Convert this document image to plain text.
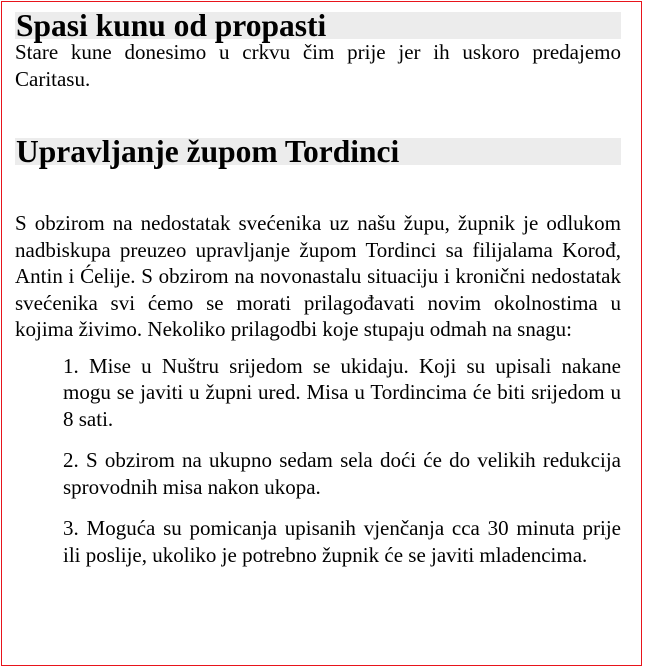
Spasi kunu od propasti

Stare kune donesimo u crkvu čim prije jer ih uskoro predajemo Caritasu.

Upravljanje župom Tordinci

S obzirom na nedostatak svećenika uz našu župu, župnik je odlukom nadbiskupa preuzeo upravljanje župom Tordinci sa filijalama Korođ, Antin i Ćelije. S obzirom na novonastalu situaciju i kronični nedostatak svećenika svi ćemo se morati prilagođavati novim okolnostima u kojima živimo. Nekoliko prilagodbi koje stupaju odmah na snagu:

1. Mise u Nuštru srijedom se ukidaju. Koji su upisali nakane mogu se javiti u župni ured. Misa u Tordincima će biti srijedom u 8 sati.
2. S obzirom na ukupno sedam sela doći će do velikih redukcija sprovodnih misa nakon ukopa.
3. Moguća su pomicanja upisanih vjenčanja cca 30 minuta prije ili poslije, ukoliko je potrebno župnik će se javiti mladencima.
* * * * * * * * *
▶ [Required task]: Exclude the images, then output the data above word for word.

▶ [Answer to this task]:
Convert this document image to plain text.
Spasi kunu od propasti

Stare kune donesimo u crkvu čim prije jer ih uskoro predajemo Caritasu.

Upravljanje župom Tordinci

S obzirom na nedostatak svećenika uz našu župu, župnik je odlukom nadbiskupa preuzeo upravljanje župom Tordinci sa filijalama Korođ, Antin i Ćelije. S obzirom na novonastalu situaciju i kronični nedostatak svećenika svi ćemo se morati prilagođavati novim okolnostima u kojima živimo. Nekoliko prilagodbi koje stupaju odmah na snagu:

1. Mise u Nuštru srijedom se ukidaju. Koji su upisali nakane mogu se javiti u župni ured. Misa u Tordincima će biti srijedom u 8 sati.
2. S obzirom na ukupno sedam sela doći će do velikih redukcija sprovodnih misa nakon ukopa.
3. Moguća su pomicanja upisanih vjenčanja cca 30 minuta prije ili poslije, ukoliko je potrebno župnik će se javiti mladencima.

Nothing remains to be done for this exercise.